───── GIVEN DATA

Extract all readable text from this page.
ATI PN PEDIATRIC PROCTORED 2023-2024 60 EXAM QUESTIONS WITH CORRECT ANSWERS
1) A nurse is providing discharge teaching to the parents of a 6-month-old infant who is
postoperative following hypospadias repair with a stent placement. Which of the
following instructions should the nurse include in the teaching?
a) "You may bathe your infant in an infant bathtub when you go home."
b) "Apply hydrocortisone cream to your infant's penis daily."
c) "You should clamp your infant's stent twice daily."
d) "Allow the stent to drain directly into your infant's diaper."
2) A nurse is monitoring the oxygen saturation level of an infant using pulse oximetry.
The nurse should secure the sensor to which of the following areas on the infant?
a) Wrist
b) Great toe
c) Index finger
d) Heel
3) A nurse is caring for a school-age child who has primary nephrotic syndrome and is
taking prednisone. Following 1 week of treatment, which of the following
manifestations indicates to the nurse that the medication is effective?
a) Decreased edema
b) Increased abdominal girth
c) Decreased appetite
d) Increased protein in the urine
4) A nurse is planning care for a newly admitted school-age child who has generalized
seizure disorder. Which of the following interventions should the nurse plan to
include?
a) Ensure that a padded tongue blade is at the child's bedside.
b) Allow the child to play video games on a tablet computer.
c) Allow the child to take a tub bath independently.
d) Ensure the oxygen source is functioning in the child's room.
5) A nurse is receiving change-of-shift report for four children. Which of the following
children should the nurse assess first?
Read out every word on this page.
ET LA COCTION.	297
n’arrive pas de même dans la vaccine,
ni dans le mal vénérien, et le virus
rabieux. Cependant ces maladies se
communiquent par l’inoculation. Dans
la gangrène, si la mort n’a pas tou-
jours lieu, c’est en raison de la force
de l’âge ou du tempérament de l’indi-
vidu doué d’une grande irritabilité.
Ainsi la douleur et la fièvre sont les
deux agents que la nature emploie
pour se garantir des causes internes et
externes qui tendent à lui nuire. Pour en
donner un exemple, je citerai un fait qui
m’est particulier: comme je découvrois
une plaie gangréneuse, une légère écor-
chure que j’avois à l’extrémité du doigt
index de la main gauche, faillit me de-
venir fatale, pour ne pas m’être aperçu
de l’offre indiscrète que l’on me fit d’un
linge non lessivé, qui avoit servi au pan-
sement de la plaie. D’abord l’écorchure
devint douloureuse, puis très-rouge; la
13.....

──────────

> WHAT THE EXERCISE ASKS
When a line in the records above contains the word "Decreased", copy it.

> PROBLEM SOLUTION
a) Decreased edema
c) Decreased appetite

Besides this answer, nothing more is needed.